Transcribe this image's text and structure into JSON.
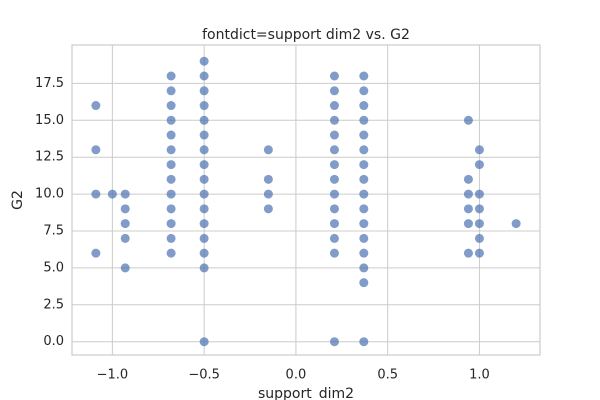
{
  "chart_data": {
    "type": "scatter",
    "title": "fontdict=support dim2 vs. G2",
    "x_label": "support_dim2",
    "y_label": "G2",
    "xlim": [
      -1.22,
      1.33
    ],
    "ylim": [
      -0.9,
      20.1
    ],
    "xticks": [
      {
        "value": -1.0,
        "label": "−1.0"
      },
      {
        "value": -0.5,
        "label": "−0.5"
      },
      {
        "value": 0.0,
        "label": "0.0"
      },
      {
        "value": 0.5,
        "label": "0.5"
      },
      {
        "value": 1.0,
        "label": "1.0"
      }
    ],
    "yticks": [
      {
        "value": 0,
        "label": "0.0"
      },
      {
        "value": 2.5,
        "label": "2.5"
      },
      {
        "value": 5,
        "label": "5.0"
      },
      {
        "value": 7.5,
        "label": "7.5"
      },
      {
        "value": 10,
        "label": "10.0"
      },
      {
        "value": 12.5,
        "label": "12.5"
      },
      {
        "value": 15,
        "label": "15.0"
      },
      {
        "value": 17.5,
        "label": "17.5"
      }
    ],
    "grid": true,
    "series": [
      {
        "color": "#4c72b0",
        "x": [
          -1.09,
          -1.09,
          -1.09,
          -1.09,
          -1.0,
          -0.93,
          -0.93,
          -0.93,
          -0.93,
          -0.93,
          -0.68,
          -0.68,
          -0.68,
          -0.68,
          -0.68,
          -0.68,
          -0.68,
          -0.68,
          -0.68,
          -0.68,
          -0.68,
          -0.68,
          -0.68,
          -0.5,
          -0.5,
          -0.5,
          -0.5,
          -0.5,
          -0.5,
          -0.5,
          -0.5,
          -0.5,
          -0.5,
          -0.5,
          -0.5,
          -0.5,
          -0.5,
          -0.5,
          -0.5,
          -0.15,
          -0.15,
          -0.15,
          -0.15,
          0.21,
          0.21,
          0.21,
          0.21,
          0.21,
          0.21,
          0.21,
          0.21,
          0.21,
          0.21,
          0.21,
          0.21,
          0.21,
          0.21,
          0.37,
          0.37,
          0.37,
          0.37,
          0.37,
          0.37,
          0.37,
          0.37,
          0.37,
          0.37,
          0.37,
          0.37,
          0.37,
          0.37,
          0.37,
          0.37,
          0.94,
          0.94,
          0.94,
          0.94,
          0.94,
          0.94,
          1.0,
          1.0,
          1.0,
          1.0,
          1.0,
          1.0,
          1.0,
          1.2
        ],
        "values": [
          16,
          13,
          10,
          6,
          10,
          10,
          9,
          8,
          7,
          5,
          18,
          17,
          16,
          15,
          14,
          13,
          12,
          11,
          10,
          9,
          8,
          7,
          6,
          19,
          18,
          17,
          16,
          15,
          14,
          13,
          12,
          11,
          10,
          9,
          8,
          7,
          6,
          5,
          0,
          13,
          11,
          10,
          9,
          18,
          17,
          16,
          15,
          14,
          13,
          12,
          11,
          10,
          9,
          8,
          7,
          6,
          0,
          18,
          17,
          16,
          15,
          14,
          13,
          12,
          11,
          10,
          9,
          8,
          7,
          6,
          5,
          4,
          0,
          15,
          11,
          10,
          9,
          8,
          6,
          13,
          12,
          10,
          9,
          8,
          7,
          6,
          8
        ]
      }
    ]
  }
}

──────────────────────────────

> [What is being asked]: Strip out the images, then output the records above word for word.

> [Output for this exercise]:
Transcribe this image's text and structure into JSON.
{
  "chart_data": {
    "type": "scatter",
    "title": "fontdict=support dim2 vs. G2",
    "x_label": "support_dim2",
    "y_label": "G2",
    "xlim": [
      -1.22,
      1.33
    ],
    "ylim": [
      -0.9,
      20.1
    ],
    "xticks": [
      {
        "value": -1.0,
        "label": "−1.0"
      },
      {
        "value": -0.5,
        "label": "−0.5"
      },
      {
        "value": 0.0,
        "label": "0.0"
      },
      {
        "value": 0.5,
        "label": "0.5"
      },
      {
        "value": 1.0,
        "label": "1.0"
      }
    ],
    "yticks": [
      {
        "value": 0,
        "label": "0.0"
      },
      {
        "value": 2.5,
        "label": "2.5"
      },
      {
        "value": 5,
        "label": "5.0"
      },
      {
        "value": 7.5,
        "label": "7.5"
      },
      {
        "value": 10,
        "label": "10.0"
      },
      {
        "value": 12.5,
        "label": "12.5"
      },
      {
        "value": 15,
        "label": "15.0"
      },
      {
        "value": 17.5,
        "label": "17.5"
      }
    ],
    "grid": true,
    "series": [
      {
        "color": "#4c72b0",
        "x": [
          -1.09,
          -1.09,
          -1.09,
          -1.09,
          -1.0,
          -0.93,
          -0.93,
          -0.93,
          -0.93,
          -0.93,
          -0.68,
          -0.68,
          -0.68,
          -0.68,
          -0.68,
          -0.68,
          -0.68,
          -0.68,
          -0.68,
          -0.68,
          -0.68,
          -0.68,
          -0.68,
          -0.5,
          -0.5,
          -0.5,
          -0.5,
          -0.5,
          -0.5,
          -0.5,
          -0.5,
          -0.5,
          -0.5,
          -0.5,
          -0.5,
          -0.5,
          -0.5,
          -0.5,
          -0.5,
          -0.15,
          -0.15,
          -0.15,
          -0.15,
          0.21,
          0.21,
          0.21,
          0.21,
          0.21,
          0.21,
          0.21,
          0.21,
          0.21,
          0.21,
          0.21,
          0.21,
          0.21,
          0.21,
          0.37,
          0.37,
          0.37,
          0.37,
          0.37,
          0.37,
          0.37,
          0.37,
          0.37,
          0.37,
          0.37,
          0.37,
          0.37,
          0.37,
          0.37,
          0.37,
          0.94,
          0.94,
          0.94,
          0.94,
          0.94,
          0.94,
          1.0,
          1.0,
          1.0,
          1.0,
          1.0,
          1.0,
          1.0,
          1.2
        ],
        "values": [
          16,
          13,
          10,
          6,
          10,
          10,
          9,
          8,
          7,
          5,
          18,
          17,
          16,
          15,
          14,
          13,
          12,
          11,
          10,
          9,
          8,
          7,
          6,
          19,
          18,
          17,
          16,
          15,
          14,
          13,
          12,
          11,
          10,
          9,
          8,
          7,
          6,
          5,
          0,
          13,
          11,
          10,
          9,
          18,
          17,
          16,
          15,
          14,
          13,
          12,
          11,
          10,
          9,
          8,
          7,
          6,
          0,
          18,
          17,
          16,
          15,
          14,
          13,
          12,
          11,
          10,
          9,
          8,
          7,
          6,
          5,
          4,
          0,
          15,
          11,
          10,
          9,
          8,
          6,
          13,
          12,
          10,
          9,
          8,
          7,
          6,
          8
        ]
      }
    ]
  }
}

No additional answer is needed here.